WHAT YOU ARE ASKED TO DO: Report each line of the data that includes the word "JSON".

** BEGIN TASK MATERIAL **

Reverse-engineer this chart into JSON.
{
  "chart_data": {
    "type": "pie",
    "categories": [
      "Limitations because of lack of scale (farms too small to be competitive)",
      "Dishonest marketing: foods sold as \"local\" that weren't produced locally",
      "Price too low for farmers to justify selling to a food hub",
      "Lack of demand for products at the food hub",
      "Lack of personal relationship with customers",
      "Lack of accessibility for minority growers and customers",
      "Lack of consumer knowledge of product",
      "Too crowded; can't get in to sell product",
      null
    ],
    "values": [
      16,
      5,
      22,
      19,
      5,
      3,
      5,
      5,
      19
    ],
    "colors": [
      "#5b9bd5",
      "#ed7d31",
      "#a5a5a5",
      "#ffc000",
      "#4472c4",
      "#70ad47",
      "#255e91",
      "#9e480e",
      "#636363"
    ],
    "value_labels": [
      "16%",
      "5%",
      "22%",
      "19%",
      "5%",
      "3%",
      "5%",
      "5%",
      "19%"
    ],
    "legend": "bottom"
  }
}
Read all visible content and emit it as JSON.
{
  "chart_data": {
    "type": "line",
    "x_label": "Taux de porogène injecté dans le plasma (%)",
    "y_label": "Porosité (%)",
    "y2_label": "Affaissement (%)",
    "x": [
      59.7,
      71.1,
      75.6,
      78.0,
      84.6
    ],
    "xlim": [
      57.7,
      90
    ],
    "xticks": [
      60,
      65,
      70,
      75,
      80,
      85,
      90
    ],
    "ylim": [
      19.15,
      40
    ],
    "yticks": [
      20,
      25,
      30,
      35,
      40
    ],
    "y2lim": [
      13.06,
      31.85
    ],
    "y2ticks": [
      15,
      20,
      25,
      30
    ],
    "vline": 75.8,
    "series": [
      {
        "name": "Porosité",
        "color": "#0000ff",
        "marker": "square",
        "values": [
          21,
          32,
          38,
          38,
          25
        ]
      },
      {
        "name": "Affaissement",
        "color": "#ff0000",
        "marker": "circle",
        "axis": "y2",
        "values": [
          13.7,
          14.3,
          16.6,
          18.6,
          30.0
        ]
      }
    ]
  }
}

** END TASK MATERIAL **
** BEGIN TASK MATERIAL **

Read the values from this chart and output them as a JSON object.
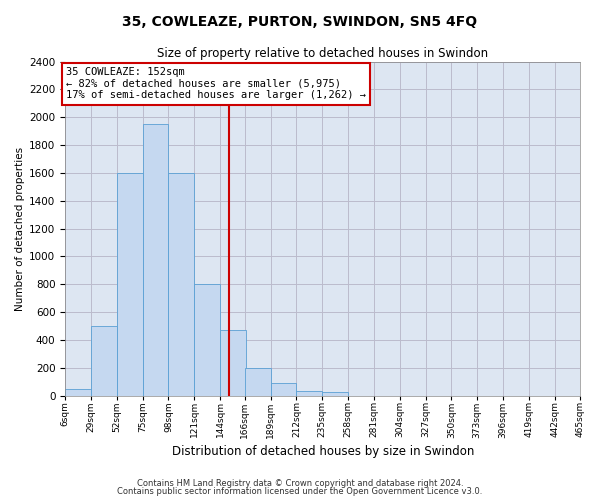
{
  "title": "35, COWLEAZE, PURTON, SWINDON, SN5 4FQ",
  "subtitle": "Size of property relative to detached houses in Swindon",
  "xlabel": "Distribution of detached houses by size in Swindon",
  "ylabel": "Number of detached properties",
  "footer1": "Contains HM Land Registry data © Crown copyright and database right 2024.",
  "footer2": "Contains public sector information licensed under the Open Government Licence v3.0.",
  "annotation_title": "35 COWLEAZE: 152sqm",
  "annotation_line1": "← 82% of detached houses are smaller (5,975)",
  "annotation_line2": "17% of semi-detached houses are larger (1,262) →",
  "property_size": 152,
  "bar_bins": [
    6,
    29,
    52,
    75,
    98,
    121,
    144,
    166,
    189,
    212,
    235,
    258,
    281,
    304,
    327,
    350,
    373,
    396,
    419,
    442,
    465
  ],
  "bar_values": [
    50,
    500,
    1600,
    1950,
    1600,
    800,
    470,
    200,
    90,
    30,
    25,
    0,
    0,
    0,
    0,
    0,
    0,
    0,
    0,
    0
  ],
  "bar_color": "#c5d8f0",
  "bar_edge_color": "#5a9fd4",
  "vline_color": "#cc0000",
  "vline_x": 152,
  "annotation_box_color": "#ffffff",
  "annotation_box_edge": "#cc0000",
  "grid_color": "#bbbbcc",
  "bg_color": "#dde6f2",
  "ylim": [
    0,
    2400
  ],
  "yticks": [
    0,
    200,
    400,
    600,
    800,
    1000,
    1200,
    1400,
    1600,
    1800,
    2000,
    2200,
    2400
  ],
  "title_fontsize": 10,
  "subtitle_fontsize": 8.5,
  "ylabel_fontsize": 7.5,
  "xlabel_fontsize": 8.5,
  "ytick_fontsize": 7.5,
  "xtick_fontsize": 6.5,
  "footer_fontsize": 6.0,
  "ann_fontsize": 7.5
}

** END TASK MATERIAL **
** BEGIN TASK MATERIAL **

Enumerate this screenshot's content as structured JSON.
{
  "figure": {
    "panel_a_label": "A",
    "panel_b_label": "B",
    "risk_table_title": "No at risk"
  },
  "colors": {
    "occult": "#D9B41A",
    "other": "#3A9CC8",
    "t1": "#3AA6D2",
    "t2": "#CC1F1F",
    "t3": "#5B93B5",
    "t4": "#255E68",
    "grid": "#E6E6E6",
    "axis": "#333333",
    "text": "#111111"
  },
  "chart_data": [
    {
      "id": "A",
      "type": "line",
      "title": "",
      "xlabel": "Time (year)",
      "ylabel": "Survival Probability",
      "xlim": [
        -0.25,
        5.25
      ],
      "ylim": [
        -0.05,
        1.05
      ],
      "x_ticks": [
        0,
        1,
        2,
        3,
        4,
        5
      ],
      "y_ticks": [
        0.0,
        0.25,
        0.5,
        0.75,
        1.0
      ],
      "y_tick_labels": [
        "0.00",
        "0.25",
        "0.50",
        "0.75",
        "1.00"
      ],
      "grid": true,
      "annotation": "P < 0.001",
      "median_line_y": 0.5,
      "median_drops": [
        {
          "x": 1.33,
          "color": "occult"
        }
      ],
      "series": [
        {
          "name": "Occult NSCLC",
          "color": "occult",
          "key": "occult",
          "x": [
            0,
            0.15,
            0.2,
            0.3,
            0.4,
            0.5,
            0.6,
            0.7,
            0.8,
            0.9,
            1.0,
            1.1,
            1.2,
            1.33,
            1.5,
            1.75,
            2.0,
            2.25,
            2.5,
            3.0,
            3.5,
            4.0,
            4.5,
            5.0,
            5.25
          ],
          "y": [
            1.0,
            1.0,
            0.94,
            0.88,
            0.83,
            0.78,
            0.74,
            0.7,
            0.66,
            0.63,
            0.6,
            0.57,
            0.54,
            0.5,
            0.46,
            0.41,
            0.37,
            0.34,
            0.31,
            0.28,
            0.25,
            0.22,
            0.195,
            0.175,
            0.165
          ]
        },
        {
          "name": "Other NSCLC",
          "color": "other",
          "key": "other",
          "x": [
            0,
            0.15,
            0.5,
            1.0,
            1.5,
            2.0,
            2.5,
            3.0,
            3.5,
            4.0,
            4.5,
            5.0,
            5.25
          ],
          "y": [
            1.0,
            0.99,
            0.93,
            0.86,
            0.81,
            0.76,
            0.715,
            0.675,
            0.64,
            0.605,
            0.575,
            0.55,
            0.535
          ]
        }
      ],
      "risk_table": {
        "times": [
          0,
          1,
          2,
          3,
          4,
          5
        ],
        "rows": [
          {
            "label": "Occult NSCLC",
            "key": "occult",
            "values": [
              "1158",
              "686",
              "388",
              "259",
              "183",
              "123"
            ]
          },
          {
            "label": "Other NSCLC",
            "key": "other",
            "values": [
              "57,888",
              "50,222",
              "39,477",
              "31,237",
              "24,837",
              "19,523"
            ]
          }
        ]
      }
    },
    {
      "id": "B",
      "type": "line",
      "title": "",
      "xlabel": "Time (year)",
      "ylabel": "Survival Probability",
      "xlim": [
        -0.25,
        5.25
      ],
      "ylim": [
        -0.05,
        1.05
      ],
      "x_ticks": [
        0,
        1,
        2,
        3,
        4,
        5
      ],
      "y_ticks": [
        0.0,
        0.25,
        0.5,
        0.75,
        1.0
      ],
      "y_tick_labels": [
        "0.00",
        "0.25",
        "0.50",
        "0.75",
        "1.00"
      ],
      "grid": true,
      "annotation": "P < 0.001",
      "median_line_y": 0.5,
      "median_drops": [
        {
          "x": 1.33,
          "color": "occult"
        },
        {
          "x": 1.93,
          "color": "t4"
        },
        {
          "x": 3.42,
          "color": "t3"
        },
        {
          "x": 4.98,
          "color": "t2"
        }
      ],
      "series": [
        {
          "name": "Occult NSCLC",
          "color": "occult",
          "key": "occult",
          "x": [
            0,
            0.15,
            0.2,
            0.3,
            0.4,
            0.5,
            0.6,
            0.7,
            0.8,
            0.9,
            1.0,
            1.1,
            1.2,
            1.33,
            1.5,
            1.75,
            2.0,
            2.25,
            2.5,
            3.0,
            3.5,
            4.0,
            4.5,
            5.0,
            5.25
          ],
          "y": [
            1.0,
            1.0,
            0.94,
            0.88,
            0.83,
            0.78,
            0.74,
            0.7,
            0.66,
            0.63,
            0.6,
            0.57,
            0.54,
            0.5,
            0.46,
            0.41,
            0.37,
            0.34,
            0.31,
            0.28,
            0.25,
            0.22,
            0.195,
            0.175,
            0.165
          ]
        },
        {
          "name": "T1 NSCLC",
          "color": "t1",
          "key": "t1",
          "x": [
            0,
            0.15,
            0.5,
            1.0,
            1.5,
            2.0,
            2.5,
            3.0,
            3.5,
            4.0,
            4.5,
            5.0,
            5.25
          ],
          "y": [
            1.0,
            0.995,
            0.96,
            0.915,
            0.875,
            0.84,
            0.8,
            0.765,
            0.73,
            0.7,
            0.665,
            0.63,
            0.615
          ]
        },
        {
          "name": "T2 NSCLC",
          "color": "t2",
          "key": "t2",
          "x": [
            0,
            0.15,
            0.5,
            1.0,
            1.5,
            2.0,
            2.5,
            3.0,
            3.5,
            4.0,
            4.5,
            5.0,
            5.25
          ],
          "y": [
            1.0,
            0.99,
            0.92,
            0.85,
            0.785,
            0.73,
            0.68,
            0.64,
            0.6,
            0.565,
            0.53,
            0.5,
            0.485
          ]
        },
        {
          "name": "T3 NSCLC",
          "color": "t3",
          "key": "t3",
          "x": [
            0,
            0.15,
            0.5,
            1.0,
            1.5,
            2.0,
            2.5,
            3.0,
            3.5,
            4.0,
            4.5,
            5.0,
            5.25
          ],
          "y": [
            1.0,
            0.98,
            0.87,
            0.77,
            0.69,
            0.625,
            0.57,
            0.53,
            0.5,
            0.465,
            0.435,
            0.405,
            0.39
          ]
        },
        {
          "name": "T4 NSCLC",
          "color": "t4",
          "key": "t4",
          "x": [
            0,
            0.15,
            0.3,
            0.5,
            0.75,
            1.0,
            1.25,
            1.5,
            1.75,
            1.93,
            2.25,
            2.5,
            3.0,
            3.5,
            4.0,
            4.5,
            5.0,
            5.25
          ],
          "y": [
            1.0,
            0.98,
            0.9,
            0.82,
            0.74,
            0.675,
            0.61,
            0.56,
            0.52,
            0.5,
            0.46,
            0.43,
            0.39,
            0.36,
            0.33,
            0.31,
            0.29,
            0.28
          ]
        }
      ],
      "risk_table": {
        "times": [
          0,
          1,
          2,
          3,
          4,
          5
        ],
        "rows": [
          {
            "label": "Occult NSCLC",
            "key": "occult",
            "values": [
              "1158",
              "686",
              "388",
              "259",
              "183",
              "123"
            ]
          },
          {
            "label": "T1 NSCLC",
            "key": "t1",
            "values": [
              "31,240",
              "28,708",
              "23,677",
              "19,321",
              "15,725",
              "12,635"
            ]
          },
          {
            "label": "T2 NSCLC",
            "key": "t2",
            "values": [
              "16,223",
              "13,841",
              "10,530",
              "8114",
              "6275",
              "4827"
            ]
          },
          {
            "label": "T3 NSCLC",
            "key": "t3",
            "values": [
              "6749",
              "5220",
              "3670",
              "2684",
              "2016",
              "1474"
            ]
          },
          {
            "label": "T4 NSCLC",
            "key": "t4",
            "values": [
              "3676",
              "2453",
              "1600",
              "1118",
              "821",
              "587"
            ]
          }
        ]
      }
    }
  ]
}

** END TASK MATERIAL **

WRITTEN SOLUTION:
Reverse-engineer this chart into JSON.
Read all visible content and emit it as JSON.
Read the values from this chart and output them as a JSON object.
Enumerate this screenshot's content as structured JSON.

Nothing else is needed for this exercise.